Task:
Return all the entries exactly, keeping pictures out.

Data to use:
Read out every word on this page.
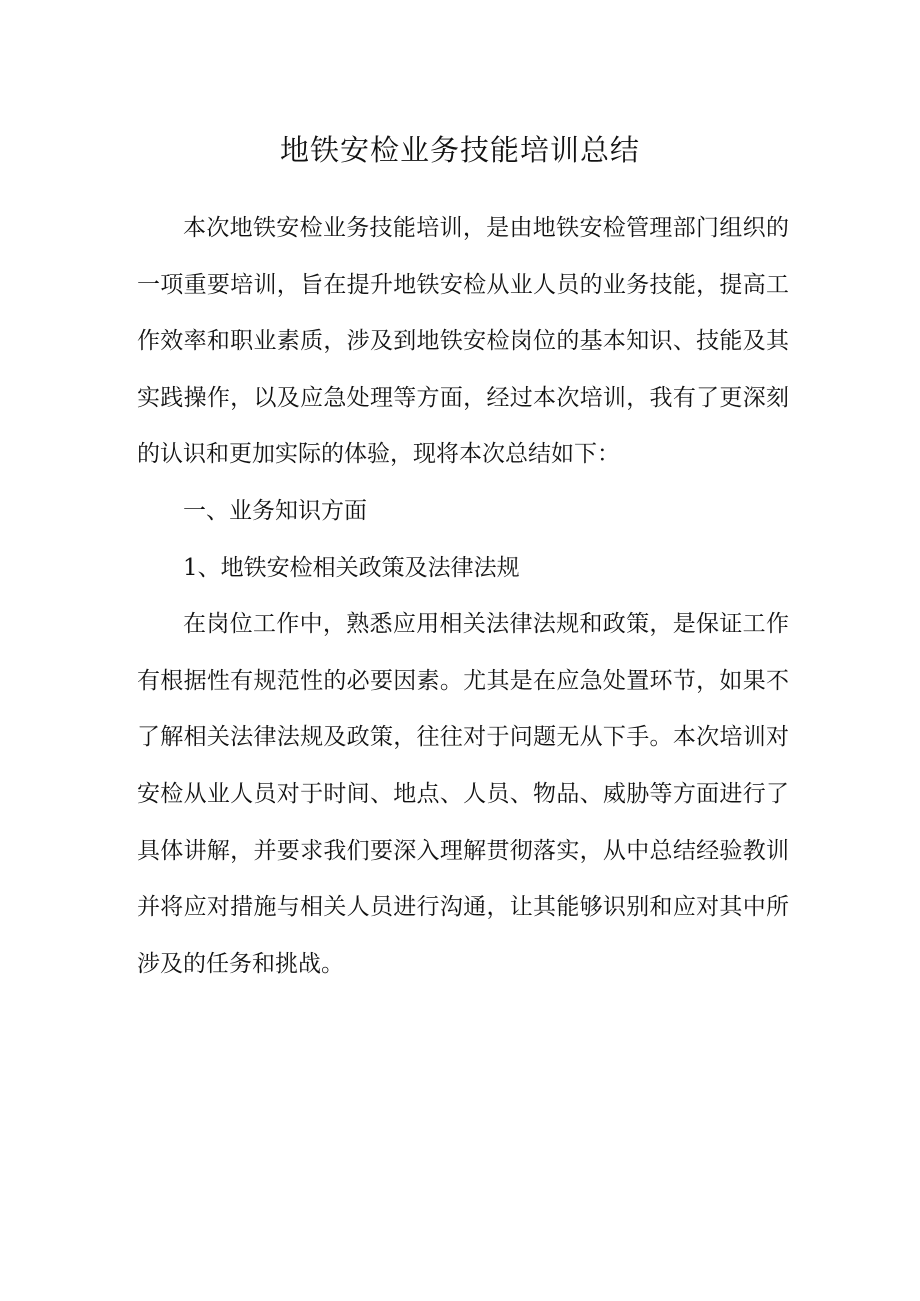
地铁安检业务技能培训总结

本次地铁安检业务技能培训，是由地铁安检管理部门组织的一项重要培训，旨在提升地铁安检从业人员的业务技能，提高工作效率和职业素质，涉及到地铁安检岗位的基本知识、技能及其实践操作，以及应急处理等方面，经过本次培训，我有了更深刻的认识和更加实际的体验，现将本次总结如下：

一、业务知识方面

1、地铁安检相关政策及法律法规

在岗位工作中，熟悉应用相关法律法规和政策，是保证工作有根据性有规范性的必要因素。尤其是在应急处置环节，如果不了解相关法律法规及政策，往往对于问题无从下手。本次培训对安检从业人员对于时间、地点、人员、物品、威胁等方面进行了具体讲解，并要求我们要深入理解贯彻落实，从中总结经验教训并将应对措施与相关人员进行沟通，让其能够识别和应对其中所涉及的任务和挑战。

Answer:
Read out every word on this page.
地铁安检业务技能培训总结

本次地铁安检业务技能培训，是由地铁安检管理部门组织的一项重要培训，旨在提升地铁安检从业人员的业务技能，提高工作效率和职业素质，涉及到地铁安检岗位的基本知识、技能及其实践操作，以及应急处理等方面，经过本次培训，我有了更深刻的认识和更加实际的体验，现将本次总结如下：

一、业务知识方面

1、地铁安检相关政策及法律法规

在岗位工作中，熟悉应用相关法律法规和政策，是保证工作有根据性有规范性的必要因素。尤其是在应急处置环节，如果不了解相关法律法规及政策，往往对于问题无从下手。本次培训对安检从业人员对于时间、地点、人员、物品、威胁等方面进行了具体讲解，并要求我们要深入理解贯彻落实，从中总结经验教训并将应对措施与相关人员进行沟通，让其能够识别和应对其中所涉及的任务和挑战。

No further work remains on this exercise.